- **Exercise instructions**
Output all the material that follows, exactly as given.

- **Record extracts**
▼
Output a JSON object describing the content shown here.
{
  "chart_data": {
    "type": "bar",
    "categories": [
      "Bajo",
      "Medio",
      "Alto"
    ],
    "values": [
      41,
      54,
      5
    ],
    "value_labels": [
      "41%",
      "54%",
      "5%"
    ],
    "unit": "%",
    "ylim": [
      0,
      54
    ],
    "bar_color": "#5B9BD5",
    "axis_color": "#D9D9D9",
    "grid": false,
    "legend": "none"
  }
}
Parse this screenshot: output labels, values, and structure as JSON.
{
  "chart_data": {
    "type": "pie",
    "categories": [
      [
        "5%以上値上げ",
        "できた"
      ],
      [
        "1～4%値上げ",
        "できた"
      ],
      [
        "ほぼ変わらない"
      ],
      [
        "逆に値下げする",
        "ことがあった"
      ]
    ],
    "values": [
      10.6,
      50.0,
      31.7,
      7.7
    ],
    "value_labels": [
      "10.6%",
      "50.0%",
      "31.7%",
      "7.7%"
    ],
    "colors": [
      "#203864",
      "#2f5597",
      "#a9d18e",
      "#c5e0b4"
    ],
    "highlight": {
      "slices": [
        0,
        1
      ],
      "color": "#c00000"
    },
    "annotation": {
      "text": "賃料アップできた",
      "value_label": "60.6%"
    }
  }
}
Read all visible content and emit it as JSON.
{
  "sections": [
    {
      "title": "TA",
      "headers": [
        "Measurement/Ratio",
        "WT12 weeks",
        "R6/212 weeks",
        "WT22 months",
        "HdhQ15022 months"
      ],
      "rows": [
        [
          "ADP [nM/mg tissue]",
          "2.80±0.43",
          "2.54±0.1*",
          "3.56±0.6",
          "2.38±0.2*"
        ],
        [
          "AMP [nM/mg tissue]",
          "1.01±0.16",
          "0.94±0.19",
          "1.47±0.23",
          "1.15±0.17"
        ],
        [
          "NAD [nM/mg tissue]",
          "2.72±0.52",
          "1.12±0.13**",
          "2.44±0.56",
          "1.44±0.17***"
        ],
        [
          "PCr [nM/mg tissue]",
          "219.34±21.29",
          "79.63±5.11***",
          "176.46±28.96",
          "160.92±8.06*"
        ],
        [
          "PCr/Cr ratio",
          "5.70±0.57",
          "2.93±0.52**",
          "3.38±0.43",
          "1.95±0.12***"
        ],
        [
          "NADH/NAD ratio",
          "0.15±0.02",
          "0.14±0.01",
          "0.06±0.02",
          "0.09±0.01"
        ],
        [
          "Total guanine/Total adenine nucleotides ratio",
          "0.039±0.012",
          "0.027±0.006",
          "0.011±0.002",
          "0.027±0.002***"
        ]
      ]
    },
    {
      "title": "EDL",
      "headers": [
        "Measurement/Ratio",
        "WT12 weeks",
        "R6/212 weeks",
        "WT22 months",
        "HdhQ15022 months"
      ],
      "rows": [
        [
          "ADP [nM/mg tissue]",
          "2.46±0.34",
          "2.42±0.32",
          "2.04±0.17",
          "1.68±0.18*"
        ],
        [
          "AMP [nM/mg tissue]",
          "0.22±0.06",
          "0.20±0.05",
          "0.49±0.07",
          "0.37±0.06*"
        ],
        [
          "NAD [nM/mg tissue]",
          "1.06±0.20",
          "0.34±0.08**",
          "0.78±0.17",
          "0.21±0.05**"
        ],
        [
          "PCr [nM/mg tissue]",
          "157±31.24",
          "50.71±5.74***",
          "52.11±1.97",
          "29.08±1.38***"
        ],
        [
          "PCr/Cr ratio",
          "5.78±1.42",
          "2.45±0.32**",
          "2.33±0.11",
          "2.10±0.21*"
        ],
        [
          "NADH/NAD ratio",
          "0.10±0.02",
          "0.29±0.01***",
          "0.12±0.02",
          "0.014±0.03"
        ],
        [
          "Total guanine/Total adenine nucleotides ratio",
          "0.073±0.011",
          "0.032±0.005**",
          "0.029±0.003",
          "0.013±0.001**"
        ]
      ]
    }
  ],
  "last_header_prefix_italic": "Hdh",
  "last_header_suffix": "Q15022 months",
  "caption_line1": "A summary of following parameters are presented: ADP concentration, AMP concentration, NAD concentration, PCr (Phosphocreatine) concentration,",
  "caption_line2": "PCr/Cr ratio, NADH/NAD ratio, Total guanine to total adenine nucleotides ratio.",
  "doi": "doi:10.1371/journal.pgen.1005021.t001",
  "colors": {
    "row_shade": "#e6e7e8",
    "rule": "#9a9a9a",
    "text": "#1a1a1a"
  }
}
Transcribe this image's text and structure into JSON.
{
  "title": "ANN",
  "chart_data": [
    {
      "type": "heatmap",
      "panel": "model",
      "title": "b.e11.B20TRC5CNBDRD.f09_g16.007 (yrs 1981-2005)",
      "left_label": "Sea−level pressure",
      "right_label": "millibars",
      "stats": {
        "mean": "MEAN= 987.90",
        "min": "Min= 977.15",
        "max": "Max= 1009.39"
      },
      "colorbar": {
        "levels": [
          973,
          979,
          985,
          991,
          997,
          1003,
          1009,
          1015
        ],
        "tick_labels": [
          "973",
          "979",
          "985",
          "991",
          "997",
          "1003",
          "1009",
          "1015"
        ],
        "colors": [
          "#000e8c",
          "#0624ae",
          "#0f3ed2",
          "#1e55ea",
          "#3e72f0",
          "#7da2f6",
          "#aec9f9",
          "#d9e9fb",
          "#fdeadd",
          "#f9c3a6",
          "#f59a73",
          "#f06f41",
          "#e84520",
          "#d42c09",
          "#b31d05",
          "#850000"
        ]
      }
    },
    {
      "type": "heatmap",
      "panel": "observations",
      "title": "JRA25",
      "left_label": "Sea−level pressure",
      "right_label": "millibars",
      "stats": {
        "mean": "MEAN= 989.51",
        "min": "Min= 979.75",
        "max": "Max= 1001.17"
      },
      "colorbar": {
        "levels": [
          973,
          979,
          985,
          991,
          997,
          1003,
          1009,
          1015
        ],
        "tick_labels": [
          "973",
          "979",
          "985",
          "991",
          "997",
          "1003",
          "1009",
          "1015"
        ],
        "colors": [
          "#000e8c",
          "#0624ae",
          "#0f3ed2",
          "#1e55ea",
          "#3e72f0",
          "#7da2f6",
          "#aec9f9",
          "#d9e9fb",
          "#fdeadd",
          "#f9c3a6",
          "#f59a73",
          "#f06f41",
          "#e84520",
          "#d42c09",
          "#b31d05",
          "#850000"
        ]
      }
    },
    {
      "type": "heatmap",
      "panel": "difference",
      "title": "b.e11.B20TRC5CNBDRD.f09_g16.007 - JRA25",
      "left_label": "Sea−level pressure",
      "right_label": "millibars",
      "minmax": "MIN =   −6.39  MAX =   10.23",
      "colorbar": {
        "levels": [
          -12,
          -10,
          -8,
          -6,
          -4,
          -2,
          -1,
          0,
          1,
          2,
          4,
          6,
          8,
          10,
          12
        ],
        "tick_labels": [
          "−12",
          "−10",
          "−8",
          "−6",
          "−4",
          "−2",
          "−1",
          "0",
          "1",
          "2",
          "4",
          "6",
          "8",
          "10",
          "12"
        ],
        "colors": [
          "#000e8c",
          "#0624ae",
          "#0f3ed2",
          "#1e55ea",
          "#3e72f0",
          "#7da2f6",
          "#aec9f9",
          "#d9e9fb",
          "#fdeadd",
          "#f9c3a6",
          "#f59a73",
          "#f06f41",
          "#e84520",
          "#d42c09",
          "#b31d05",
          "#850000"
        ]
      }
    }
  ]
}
▲
- **Solution to this task**
Output a JSON object describing the content shown here.
{
  "chart_data": {
    "type": "bar",
    "categories": [
      "Bajo",
      "Medio",
      "Alto"
    ],
    "values": [
      41,
      54,
      5
    ],
    "value_labels": [
      "41%",
      "54%",
      "5%"
    ],
    "unit": "%",
    "ylim": [
      0,
      54
    ],
    "bar_color": "#5B9BD5",
    "axis_color": "#D9D9D9",
    "grid": false,
    "legend": "none"
  }
}
Parse this screenshot: output labels, values, and structure as JSON.
{
  "chart_data": {
    "type": "pie",
    "categories": [
      [
        "5%以上値上げ",
        "できた"
      ],
      [
        "1～4%値上げ",
        "できた"
      ],
      [
        "ほぼ変わらない"
      ],
      [
        "逆に値下げする",
        "ことがあった"
      ]
    ],
    "values": [
      10.6,
      50.0,
      31.7,
      7.7
    ],
    "value_labels": [
      "10.6%",
      "50.0%",
      "31.7%",
      "7.7%"
    ],
    "colors": [
      "#203864",
      "#2f5597",
      "#a9d18e",
      "#c5e0b4"
    ],
    "highlight": {
      "slices": [
        0,
        1
      ],
      "color": "#c00000"
    },
    "annotation": {
      "text": "賃料アップできた",
      "value_label": "60.6%"
    }
  }
}
Read all visible content and emit it as JSON.
{
  "sections": [
    {
      "title": "TA",
      "headers": [
        "Measurement/Ratio",
        "WT12 weeks",
        "R6/212 weeks",
        "WT22 months",
        "HdhQ15022 months"
      ],
      "rows": [
        [
          "ADP [nM/mg tissue]",
          "2.80±0.43",
          "2.54±0.1*",
          "3.56±0.6",
          "2.38±0.2*"
        ],
        [
          "AMP [nM/mg tissue]",
          "1.01±0.16",
          "0.94±0.19",
          "1.47±0.23",
          "1.15±0.17"
        ],
        [
          "NAD [nM/mg tissue]",
          "2.72±0.52",
          "1.12±0.13**",
          "2.44±0.56",
          "1.44±0.17***"
        ],
        [
          "PCr [nM/mg tissue]",
          "219.34±21.29",
          "79.63±5.11***",
          "176.46±28.96",
          "160.92±8.06*"
        ],
        [
          "PCr/Cr ratio",
          "5.70±0.57",
          "2.93±0.52**",
          "3.38±0.43",
          "1.95±0.12***"
        ],
        [
          "NADH/NAD ratio",
          "0.15±0.02",
          "0.14±0.01",
          "0.06±0.02",
          "0.09±0.01"
        ],
        [
          "Total guanine/Total adenine nucleotides ratio",
          "0.039±0.012",
          "0.027±0.006",
          "0.011±0.002",
          "0.027±0.002***"
        ]
      ]
    },
    {
      "title": "EDL",
      "headers": [
        "Measurement/Ratio",
        "WT12 weeks",
        "R6/212 weeks",
        "WT22 months",
        "HdhQ15022 months"
      ],
      "rows": [
        [
          "ADP [nM/mg tissue]",
          "2.46±0.34",
          "2.42±0.32",
          "2.04±0.17",
          "1.68±0.18*"
        ],
        [
          "AMP [nM/mg tissue]",
          "0.22±0.06",
          "0.20±0.05",
          "0.49±0.07",
          "0.37±0.06*"
        ],
        [
          "NAD [nM/mg tissue]",
          "1.06±0.20",
          "0.34±0.08**",
          "0.78±0.17",
          "0.21±0.05**"
        ],
        [
          "PCr [nM/mg tissue]",
          "157±31.24",
          "50.71±5.74***",
          "52.11±1.97",
          "29.08±1.38***"
        ],
        [
          "PCr/Cr ratio",
          "5.78±1.42",
          "2.45±0.32**",
          "2.33±0.11",
          "2.10±0.21*"
        ],
        [
          "NADH/NAD ratio",
          "0.10±0.02",
          "0.29±0.01***",
          "0.12±0.02",
          "0.014±0.03"
        ],
        [
          "Total guanine/Total adenine nucleotides ratio",
          "0.073±0.011",
          "0.032±0.005**",
          "0.029±0.003",
          "0.013±0.001**"
        ]
      ]
    }
  ],
  "last_header_prefix_italic": "Hdh",
  "last_header_suffix": "Q15022 months",
  "caption_line1": "A summary of following parameters are presented: ADP concentration, AMP concentration, NAD concentration, PCr (Phosphocreatine) concentration,",
  "caption_line2": "PCr/Cr ratio, NADH/NAD ratio, Total guanine to total adenine nucleotides ratio.",
  "doi": "doi:10.1371/journal.pgen.1005021.t001",
  "colors": {
    "row_shade": "#e6e7e8",
    "rule": "#9a9a9a",
    "text": "#1a1a1a"
  }
}
Transcribe this image's text and structure into JSON.
{
  "title": "ANN",
  "chart_data": [
    {
      "type": "heatmap",
      "panel": "model",
      "title": "b.e11.B20TRC5CNBDRD.f09_g16.007 (yrs 1981-2005)",
      "left_label": "Sea−level pressure",
      "right_label": "millibars",
      "stats": {
        "mean": "MEAN= 987.90",
        "min": "Min= 977.15",
        "max": "Max= 1009.39"
      },
      "colorbar": {
        "levels": [
          973,
          979,
          985,
          991,
          997,
          1003,
          1009,
          1015
        ],
        "tick_labels": [
          "973",
          "979",
          "985",
          "991",
          "997",
          "1003",
          "1009",
          "1015"
        ],
        "colors": [
          "#000e8c",
          "#0624ae",
          "#0f3ed2",
          "#1e55ea",
          "#3e72f0",
          "#7da2f6",
          "#aec9f9",
          "#d9e9fb",
          "#fdeadd",
          "#f9c3a6",
          "#f59a73",
          "#f06f41",
          "#e84520",
          "#d42c09",
          "#b31d05",
          "#850000"
        ]
      }
    },
    {
      "type": "heatmap",
      "panel": "observations",
      "title": "JRA25",
      "left_label": "Sea−level pressure",
      "right_label": "millibars",
      "stats": {
        "mean": "MEAN= 989.51",
        "min": "Min= 979.75",
        "max": "Max= 1001.17"
      },
      "colorbar": {
        "levels": [
          973,
          979,
          985,
          991,
          997,
          1003,
          1009,
          1015
        ],
        "tick_labels": [
          "973",
          "979",
          "985",
          "991",
          "997",
          "1003",
          "1009",
          "1015"
        ],
        "colors": [
          "#000e8c",
          "#0624ae",
          "#0f3ed2",
          "#1e55ea",
          "#3e72f0",
          "#7da2f6",
          "#aec9f9",
          "#d9e9fb",
          "#fdeadd",
          "#f9c3a6",
          "#f59a73",
          "#f06f41",
          "#e84520",
          "#d42c09",
          "#b31d05",
          "#850000"
        ]
      }
    },
    {
      "type": "heatmap",
      "panel": "difference",
      "title": "b.e11.B20TRC5CNBDRD.f09_g16.007 - JRA25",
      "left_label": "Sea−level pressure",
      "right_label": "millibars",
      "minmax": "MIN =   −6.39  MAX =   10.23",
      "colorbar": {
        "levels": [
          -12,
          -10,
          -8,
          -6,
          -4,
          -2,
          -1,
          0,
          1,
          2,
          4,
          6,
          8,
          10,
          12
        ],
        "tick_labels": [
          "−12",
          "−10",
          "−8",
          "−6",
          "−4",
          "−2",
          "−1",
          "0",
          "1",
          "2",
          "4",
          "6",
          "8",
          "10",
          "12"
        ],
        "colors": [
          "#000e8c",
          "#0624ae",
          "#0f3ed2",
          "#1e55ea",
          "#3e72f0",
          "#7da2f6",
          "#aec9f9",
          "#d9e9fb",
          "#fdeadd",
          "#f9c3a6",
          "#f59a73",
          "#f06f41",
          "#e84520",
          "#d42c09",
          "#b31d05",
          "#850000"
        ]
      }
    }
  ]
}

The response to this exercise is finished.